* _WHAT IS ASKED_
Find every line below that contains the word "name" and copy it out.

-- begin --

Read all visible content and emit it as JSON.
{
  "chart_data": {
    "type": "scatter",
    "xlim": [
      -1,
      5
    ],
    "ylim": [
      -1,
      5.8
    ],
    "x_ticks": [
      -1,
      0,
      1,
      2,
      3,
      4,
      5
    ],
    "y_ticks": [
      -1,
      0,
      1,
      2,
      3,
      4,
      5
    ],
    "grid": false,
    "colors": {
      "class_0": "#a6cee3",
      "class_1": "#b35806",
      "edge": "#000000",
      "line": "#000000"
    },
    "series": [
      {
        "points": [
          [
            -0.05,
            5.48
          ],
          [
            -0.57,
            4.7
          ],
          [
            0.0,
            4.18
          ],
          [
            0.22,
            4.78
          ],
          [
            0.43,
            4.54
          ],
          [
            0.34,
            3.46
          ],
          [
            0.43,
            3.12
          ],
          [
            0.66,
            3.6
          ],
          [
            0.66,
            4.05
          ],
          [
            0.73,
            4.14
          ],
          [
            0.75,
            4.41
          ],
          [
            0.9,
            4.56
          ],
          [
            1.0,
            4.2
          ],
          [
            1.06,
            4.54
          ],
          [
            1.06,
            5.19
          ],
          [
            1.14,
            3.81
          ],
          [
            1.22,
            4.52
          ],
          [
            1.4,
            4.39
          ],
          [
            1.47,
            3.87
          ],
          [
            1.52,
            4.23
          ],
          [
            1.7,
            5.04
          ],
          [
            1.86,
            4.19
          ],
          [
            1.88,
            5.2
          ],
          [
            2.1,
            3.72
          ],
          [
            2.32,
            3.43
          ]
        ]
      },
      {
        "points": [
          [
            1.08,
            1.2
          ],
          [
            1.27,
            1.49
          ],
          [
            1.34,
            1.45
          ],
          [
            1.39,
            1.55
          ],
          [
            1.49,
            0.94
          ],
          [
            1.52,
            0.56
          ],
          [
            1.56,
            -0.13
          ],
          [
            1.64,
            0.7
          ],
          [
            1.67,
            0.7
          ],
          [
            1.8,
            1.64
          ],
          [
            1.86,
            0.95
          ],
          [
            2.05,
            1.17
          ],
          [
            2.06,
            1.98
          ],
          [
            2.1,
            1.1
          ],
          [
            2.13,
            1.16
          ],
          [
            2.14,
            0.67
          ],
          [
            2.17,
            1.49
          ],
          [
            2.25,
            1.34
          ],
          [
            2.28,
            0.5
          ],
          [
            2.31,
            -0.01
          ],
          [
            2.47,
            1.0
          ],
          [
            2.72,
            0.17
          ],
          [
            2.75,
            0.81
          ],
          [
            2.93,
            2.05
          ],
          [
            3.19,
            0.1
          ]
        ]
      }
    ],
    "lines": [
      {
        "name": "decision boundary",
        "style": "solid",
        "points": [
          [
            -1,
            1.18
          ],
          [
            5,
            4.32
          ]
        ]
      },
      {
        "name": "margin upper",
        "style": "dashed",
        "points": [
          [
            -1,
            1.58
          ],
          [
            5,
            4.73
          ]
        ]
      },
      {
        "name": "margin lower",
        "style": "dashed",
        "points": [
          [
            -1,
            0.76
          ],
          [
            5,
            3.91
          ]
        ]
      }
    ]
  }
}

-- end --

* _SOLUTION BELOW_
        "name": "decision boundary",
        "name": "margin upper",
        "name": "margin lower",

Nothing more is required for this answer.